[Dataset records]
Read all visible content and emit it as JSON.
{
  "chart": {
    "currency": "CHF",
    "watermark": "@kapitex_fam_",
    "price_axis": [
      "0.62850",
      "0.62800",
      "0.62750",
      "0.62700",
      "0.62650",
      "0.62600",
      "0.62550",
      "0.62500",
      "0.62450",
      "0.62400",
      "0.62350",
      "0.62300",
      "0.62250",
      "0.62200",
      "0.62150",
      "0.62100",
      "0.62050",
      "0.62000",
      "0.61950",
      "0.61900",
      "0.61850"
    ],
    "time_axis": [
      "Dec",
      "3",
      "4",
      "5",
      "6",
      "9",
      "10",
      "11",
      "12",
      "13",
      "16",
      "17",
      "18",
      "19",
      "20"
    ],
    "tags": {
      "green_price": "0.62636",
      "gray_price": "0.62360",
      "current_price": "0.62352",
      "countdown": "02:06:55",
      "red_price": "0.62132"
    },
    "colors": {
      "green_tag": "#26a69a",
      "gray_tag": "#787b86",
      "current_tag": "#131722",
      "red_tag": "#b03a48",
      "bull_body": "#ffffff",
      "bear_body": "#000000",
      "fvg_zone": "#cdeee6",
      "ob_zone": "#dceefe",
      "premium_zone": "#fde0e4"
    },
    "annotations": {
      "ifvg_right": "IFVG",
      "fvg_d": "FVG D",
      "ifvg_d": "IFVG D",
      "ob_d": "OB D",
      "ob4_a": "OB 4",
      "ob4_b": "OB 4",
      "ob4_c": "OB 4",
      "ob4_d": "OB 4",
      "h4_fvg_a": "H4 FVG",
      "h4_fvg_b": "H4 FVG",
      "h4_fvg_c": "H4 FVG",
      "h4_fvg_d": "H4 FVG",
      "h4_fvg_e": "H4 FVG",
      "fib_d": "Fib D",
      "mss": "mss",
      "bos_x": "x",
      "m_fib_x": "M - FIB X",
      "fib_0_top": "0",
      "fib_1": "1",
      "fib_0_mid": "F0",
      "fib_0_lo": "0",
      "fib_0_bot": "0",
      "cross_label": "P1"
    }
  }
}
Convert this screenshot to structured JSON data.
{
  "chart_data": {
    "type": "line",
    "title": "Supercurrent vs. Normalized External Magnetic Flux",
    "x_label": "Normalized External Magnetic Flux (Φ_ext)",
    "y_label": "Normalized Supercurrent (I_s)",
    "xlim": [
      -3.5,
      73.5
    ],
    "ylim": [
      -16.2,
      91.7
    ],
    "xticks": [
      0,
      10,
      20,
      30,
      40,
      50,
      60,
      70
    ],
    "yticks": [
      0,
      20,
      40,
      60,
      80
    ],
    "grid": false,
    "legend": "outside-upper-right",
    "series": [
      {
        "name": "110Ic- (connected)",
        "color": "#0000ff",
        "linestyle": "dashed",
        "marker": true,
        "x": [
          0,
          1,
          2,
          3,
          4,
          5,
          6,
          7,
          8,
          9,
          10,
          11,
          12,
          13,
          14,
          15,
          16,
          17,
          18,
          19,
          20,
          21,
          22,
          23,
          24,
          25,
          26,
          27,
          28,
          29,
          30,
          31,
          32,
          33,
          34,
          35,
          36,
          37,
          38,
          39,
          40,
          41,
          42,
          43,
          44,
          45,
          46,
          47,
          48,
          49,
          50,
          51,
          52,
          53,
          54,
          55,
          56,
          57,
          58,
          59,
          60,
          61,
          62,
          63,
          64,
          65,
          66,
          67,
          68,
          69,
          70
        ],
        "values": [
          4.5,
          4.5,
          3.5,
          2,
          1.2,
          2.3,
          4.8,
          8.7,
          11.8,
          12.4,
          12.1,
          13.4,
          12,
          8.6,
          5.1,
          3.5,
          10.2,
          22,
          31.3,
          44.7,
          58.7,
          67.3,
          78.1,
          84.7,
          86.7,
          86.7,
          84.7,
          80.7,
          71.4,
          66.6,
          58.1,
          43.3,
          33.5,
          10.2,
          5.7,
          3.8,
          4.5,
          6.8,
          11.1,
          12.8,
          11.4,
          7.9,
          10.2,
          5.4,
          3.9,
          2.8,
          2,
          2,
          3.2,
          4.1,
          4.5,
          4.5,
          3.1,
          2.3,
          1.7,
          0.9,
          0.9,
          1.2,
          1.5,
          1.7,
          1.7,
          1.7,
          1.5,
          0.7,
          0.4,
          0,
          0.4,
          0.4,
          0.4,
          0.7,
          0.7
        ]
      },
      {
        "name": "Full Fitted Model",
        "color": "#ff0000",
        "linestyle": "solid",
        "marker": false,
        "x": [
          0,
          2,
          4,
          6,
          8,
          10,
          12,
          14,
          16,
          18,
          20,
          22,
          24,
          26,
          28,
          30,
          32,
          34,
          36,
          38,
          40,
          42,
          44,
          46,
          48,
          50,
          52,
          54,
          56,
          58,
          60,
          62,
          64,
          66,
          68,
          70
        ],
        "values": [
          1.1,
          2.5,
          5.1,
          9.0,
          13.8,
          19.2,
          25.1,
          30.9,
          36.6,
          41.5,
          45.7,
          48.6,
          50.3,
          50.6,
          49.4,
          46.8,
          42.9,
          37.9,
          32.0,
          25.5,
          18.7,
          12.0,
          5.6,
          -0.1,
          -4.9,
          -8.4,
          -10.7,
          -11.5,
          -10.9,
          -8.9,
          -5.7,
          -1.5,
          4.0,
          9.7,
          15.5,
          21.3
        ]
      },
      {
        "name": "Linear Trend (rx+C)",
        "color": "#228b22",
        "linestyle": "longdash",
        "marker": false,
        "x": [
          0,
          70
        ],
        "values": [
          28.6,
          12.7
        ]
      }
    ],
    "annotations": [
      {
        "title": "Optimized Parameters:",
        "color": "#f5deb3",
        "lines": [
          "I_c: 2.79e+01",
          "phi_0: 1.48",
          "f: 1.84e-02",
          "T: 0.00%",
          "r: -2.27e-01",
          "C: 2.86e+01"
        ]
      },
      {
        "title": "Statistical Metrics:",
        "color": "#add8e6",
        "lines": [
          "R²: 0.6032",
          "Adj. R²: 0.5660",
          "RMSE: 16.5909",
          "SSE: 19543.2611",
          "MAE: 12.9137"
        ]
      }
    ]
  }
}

Task: Tell how many lines hold the string "Normalized", giving the number and nothing else.

Answer in full: 3